Задание
Ответьте на вопросы по очерку о штабе Маннергейма в Ваасе.
1. Какого числа председатель правительства Свинхувуд добрался в Вааса?
2. На какую должность был назначен полковник Мартин Ветцер, приехавший вместе с Маннергеймом из Хельсинки?
3. Какой полк русской армии был расположен в Ваасе?

Текст для чтения

Л. Балашевич. Углубляясь в историю. ч. 11-я

На снимке: Карл Густав Маннергейм с членами его штаба в г. Вааса. 1918 год.


     Решение Маннергейма создать штаб-квартиру будущих вооружённых сил Финляндии вдали от столицы оказалось на редкость дальновидным и сыграло решающее значение в судьбе страны. Во время захвата власти в столице красными членам сената удалось скрыться. Председатель правительства Свинхувуд нелегально уехал из страны и через Берлин и Стокгольм добрался в Вааса только 24 марта. Большинство членов сената также постепенно стягивались под защиту Маннергейма, и уже в марте город Вааса по сути дела стал временной столицей легального финского государства.

     До начала более или менее стабильной работы правительства в Ваасе в руках Маннергейма сосредоточилась практически диктаторская власть, которой он воспользовался для создания своего штаба и обеспечения условий для его безопасной деятельности. Своё ближайшее окружение он подбирал в основном из числа знакомых ему и близких по возрасту бывших старших офицеров русской армии и выпускников Финского кадетского корпуса в Хамина, в котором он учился. Некоторые из них были членами Военного Комитета и приехали в Вааса вместе с ним, другие же разными путями прибыли туда чуть позже. Так, например, приехавший вместе с Маннергеймом из Хельсинки полковник русской армии Мартин Ветцер (1868 – 1954) был назначен начальником его штаба, а позднее стал командующим Западной армией; штабс-капитан Гёста Теслёв (1872 – 1939) учился в Академии Генштаба и затем преподавал русский язык в Кадетском корпусе в Хамина. В 1904 году он покинул службу и уехал в Швецию, откуда и прибыл в распоряжение Маннергейма и был назначен начальником штаба, получив заодно звание полковника; генерал-майор русской армии Эрнст Лёвстрём (1865 – 1937), командир Лейб-гвардии 1-го стрелкового полка, а затем начальник дивизии в Первую мировую войну, уволенный, как и Маннергейм, из русской армии в декабре 1917 года, был назначен Маннергеймом командующим Восточной армией, взявшей Выборг, за что получил чин генерал-лейтенанта; генерал-майор Павел фон Герих, командир 3-го гренадёрского полка, а перед революцией  глава всех учебных и призывных центров Петроградского военного округа, вернулся в Финляндию в ноябре 1917 года и в декабре стал командиром шюцкора в Вааса незадолго до приезда туда Маннергейма и впоследствии был назначен им главным инспектором Белой армии (В. Никитин. Финская армия - русский след. Люди и оружие. - СПб, 2017, 368 с.)

    Серьёзной угрозой для функционирования штаба Маннергейма в Ваасе представляли расположенные здесь 423-й Лужский полк 106-й дивизии русской армии и русская пограничная стража, симпатизировавшие большевикам. Используя свою власть, Маннергейм, не дожидаясь одобрения Свинхувуда, ещё до начала переворота в столице решительным штурмом возглавляемого фон Герихом местного шюцкора разоружил русские войска не только в городе, но и во всей Южной Похьянмаа. Каким бы невероятным это не казалось, но благодаря своей решительности и дальновидности Маннергейму  удалось буквально за десять дней до начала восстания красных собрать и организовать работу своего штаба и поставить под контроль белых практически всю северную и центральную Финляндию.

Исходные данные
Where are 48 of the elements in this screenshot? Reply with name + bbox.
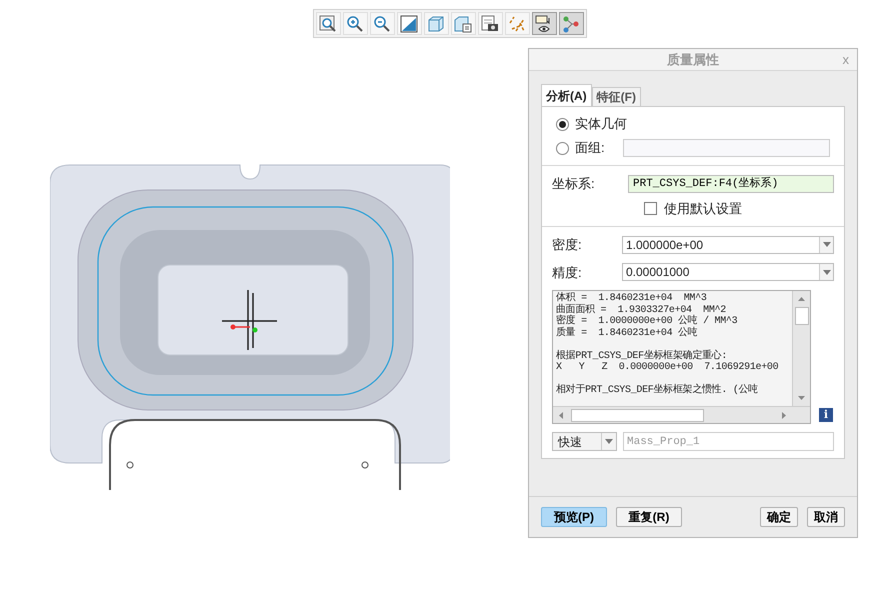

Решение задания
1. 24 марта.
2. Начальником штаба Маннергейма; позднее он стал командующим Западной армией.
3. 423-й Лужский полк 106-й дивизии.